Exercise - Give only the number of lines below that contain the word "marker".

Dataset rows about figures
= = = = = = =

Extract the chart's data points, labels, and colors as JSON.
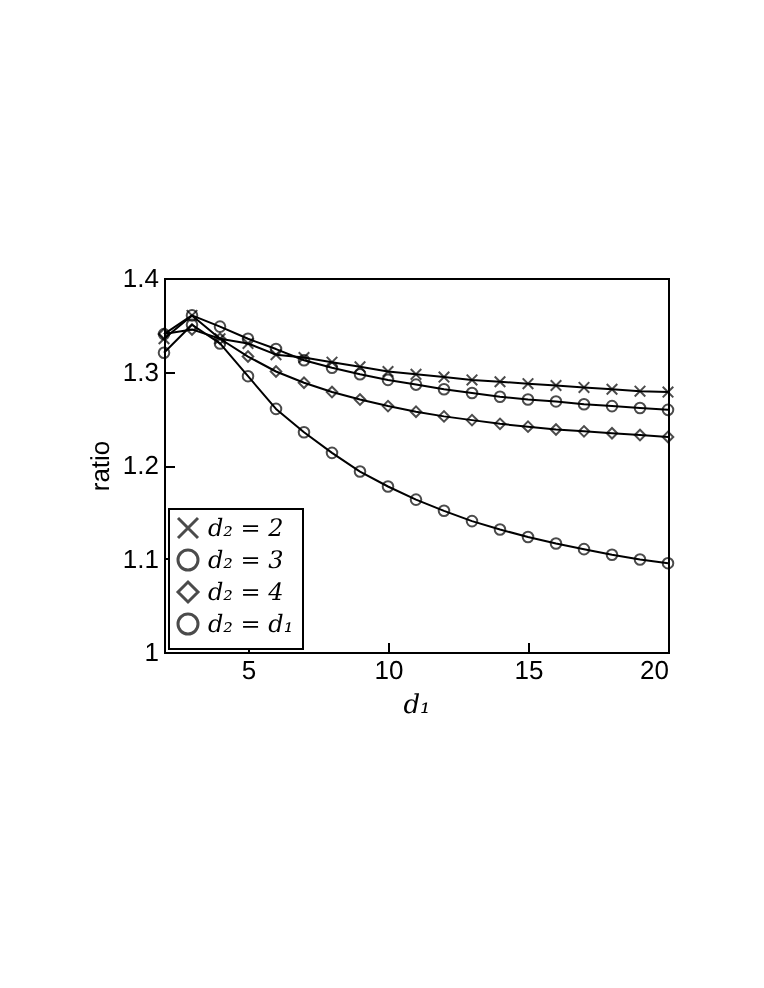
{
  "chart_data": {
    "type": "line",
    "xlabel": "d₁",
    "ylabel": "ratio",
    "x": [
      2,
      3,
      4,
      5,
      6,
      7,
      8,
      9,
      10,
      11,
      12,
      13,
      14,
      15,
      16,
      17,
      18,
      19,
      20
    ],
    "xlim": [
      2,
      20
    ],
    "xticks": [
      5,
      10,
      15,
      20
    ],
    "ylim": [
      1,
      1.4
    ],
    "yticks": [
      {
        "value": 1,
        "label": "1"
      },
      1.1,
      1.2,
      1.3,
      1.4
    ],
    "grid": false,
    "legend": "bottom left",
    "line_style": "solid",
    "series": [
      {
        "name": "d₂ = 2",
        "color": "#000000",
        "marker": "cross",
        "values": [
          1.335,
          1.36,
          1.335,
          1.33,
          1.318,
          1.315,
          1.31,
          1.305,
          1.3,
          1.297,
          1.294,
          1.291,
          1.289,
          1.287,
          1.285,
          1.283,
          1.281,
          1.279,
          1.278
        ]
      },
      {
        "name": "d₂ = 3",
        "color": "#000000",
        "marker": "circle",
        "values": [
          1.34,
          1.36,
          1.348,
          1.335,
          1.324,
          1.312,
          1.304,
          1.297,
          1.291,
          1.286,
          1.281,
          1.277,
          1.273,
          1.27,
          1.268,
          1.265,
          1.263,
          1.261,
          1.259
        ]
      },
      {
        "name": "d₂ = 4",
        "color": "#000000",
        "marker": "diamond",
        "values": [
          1.34,
          1.345,
          1.335,
          1.316,
          1.3,
          1.288,
          1.278,
          1.27,
          1.263,
          1.257,
          1.252,
          1.248,
          1.244,
          1.241,
          1.238,
          1.236,
          1.234,
          1.232,
          1.23
        ]
      },
      {
        "name": "d₂ = d₁",
        "color": "#000000",
        "marker": "circle",
        "values": [
          1.32,
          1.35,
          1.33,
          1.295,
          1.26,
          1.235,
          1.213,
          1.193,
          1.177,
          1.163,
          1.151,
          1.14,
          1.131,
          1.123,
          1.116,
          1.11,
          1.104,
          1.099,
          1.095
        ]
      }
    ]
  }
}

= = = = = = =

Written solution - 4